• _Excerpted records_:
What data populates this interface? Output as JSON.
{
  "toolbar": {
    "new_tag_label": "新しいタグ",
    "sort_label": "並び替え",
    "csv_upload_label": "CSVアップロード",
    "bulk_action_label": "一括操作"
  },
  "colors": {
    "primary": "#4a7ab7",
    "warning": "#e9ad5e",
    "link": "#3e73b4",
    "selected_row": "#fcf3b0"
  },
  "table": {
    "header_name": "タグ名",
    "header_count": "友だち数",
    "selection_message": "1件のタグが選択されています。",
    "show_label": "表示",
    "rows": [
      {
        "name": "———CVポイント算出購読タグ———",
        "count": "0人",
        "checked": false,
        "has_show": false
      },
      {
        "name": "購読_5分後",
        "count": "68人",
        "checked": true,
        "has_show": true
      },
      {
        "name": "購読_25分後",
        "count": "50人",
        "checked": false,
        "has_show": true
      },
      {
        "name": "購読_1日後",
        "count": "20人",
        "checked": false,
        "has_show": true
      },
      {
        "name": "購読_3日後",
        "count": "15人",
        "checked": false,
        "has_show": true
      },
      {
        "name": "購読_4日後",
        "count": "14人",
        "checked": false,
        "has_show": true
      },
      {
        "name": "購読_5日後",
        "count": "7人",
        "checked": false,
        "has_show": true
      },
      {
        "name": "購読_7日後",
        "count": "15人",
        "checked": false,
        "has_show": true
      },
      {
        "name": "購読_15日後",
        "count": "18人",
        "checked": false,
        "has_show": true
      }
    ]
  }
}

• _Exercise requirements_: Each entry above is to be set down again in exactly the same words.

• _Output for this exercise_:
What data populates this interface? Output as JSON.
{
  "toolbar": {
    "new_tag_label": "新しいタグ",
    "sort_label": "並び替え",
    "csv_upload_label": "CSVアップロード",
    "bulk_action_label": "一括操作"
  },
  "colors": {
    "primary": "#4a7ab7",
    "warning": "#e9ad5e",
    "link": "#3e73b4",
    "selected_row": "#fcf3b0"
  },
  "table": {
    "header_name": "タグ名",
    "header_count": "友だち数",
    "selection_message": "1件のタグが選択されています。",
    "show_label": "表示",
    "rows": [
      {
        "name": "———CVポイント算出購読タグ———",
        "count": "0人",
        "checked": false,
        "has_show": false
      },
      {
        "name": "購読_5分後",
        "count": "68人",
        "checked": true,
        "has_show": true
      },
      {
        "name": "購読_25分後",
        "count": "50人",
        "checked": false,
        "has_show": true
      },
      {
        "name": "購読_1日後",
        "count": "20人",
        "checked": false,
        "has_show": true
      },
      {
        "name": "購読_3日後",
        "count": "15人",
        "checked": false,
        "has_show": true
      },
      {
        "name": "購読_4日後",
        "count": "14人",
        "checked": false,
        "has_show": true
      },
      {
        "name": "購読_5日後",
        "count": "7人",
        "checked": false,
        "has_show": true
      },
      {
        "name": "購読_7日後",
        "count": "15人",
        "checked": false,
        "has_show": true
      },
      {
        "name": "購読_15日後",
        "count": "18人",
        "checked": false,
        "has_show": true
      }
    ]
  }
}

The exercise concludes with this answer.